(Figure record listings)
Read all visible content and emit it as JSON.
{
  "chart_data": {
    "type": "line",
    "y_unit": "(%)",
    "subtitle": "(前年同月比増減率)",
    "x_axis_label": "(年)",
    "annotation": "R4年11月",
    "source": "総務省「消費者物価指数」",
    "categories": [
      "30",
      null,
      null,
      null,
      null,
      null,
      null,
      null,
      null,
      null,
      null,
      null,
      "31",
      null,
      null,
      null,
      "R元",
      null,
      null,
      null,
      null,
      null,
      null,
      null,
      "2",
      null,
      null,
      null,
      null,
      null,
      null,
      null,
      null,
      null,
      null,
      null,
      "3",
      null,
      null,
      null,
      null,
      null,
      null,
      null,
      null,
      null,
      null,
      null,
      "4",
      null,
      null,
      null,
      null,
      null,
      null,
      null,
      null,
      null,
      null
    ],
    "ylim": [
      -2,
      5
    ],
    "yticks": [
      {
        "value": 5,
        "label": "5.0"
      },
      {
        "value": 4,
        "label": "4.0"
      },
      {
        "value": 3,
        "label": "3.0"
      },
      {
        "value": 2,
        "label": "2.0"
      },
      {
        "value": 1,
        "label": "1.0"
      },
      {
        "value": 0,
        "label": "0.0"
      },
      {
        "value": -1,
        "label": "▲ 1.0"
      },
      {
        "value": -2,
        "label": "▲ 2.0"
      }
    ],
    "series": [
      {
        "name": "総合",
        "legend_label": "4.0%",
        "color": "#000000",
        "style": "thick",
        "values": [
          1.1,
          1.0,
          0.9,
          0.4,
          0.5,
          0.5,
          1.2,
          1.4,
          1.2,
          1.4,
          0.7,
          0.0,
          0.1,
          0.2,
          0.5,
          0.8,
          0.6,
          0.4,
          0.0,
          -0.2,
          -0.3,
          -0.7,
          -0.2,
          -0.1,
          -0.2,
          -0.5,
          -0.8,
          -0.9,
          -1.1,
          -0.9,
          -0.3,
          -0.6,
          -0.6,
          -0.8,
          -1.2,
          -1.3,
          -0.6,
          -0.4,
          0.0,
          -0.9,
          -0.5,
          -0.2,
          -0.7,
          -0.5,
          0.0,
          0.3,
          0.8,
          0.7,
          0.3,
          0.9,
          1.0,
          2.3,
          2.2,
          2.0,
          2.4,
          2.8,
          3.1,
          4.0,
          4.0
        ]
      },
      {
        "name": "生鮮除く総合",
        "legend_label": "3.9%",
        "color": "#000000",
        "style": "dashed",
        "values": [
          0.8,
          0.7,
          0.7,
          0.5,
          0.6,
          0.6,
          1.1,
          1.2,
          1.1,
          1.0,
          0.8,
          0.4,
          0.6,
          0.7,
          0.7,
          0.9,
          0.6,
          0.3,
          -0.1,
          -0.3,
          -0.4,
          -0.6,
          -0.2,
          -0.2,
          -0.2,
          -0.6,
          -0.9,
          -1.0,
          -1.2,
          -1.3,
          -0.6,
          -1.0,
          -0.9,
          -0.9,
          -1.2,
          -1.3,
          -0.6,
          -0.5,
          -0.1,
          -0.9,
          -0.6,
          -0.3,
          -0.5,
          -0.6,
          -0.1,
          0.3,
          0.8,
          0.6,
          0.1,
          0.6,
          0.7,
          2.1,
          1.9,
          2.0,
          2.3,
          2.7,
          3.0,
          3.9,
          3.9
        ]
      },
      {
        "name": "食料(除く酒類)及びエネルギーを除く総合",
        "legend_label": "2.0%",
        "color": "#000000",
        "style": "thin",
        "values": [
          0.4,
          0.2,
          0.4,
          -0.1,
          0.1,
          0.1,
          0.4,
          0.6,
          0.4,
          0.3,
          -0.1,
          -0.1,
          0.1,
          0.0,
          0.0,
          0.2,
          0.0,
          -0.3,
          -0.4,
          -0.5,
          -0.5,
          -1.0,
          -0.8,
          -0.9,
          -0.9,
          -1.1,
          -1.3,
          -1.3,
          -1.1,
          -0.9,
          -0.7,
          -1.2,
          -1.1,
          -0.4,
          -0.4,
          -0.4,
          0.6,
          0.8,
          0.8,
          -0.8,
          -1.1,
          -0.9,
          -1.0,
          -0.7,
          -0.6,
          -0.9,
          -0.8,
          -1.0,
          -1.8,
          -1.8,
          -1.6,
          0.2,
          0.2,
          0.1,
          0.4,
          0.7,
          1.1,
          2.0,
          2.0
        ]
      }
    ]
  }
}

## Work to be completed
Report how many lines of the entries hold the word "name". Nothing else is needed.

## Solution to this task
3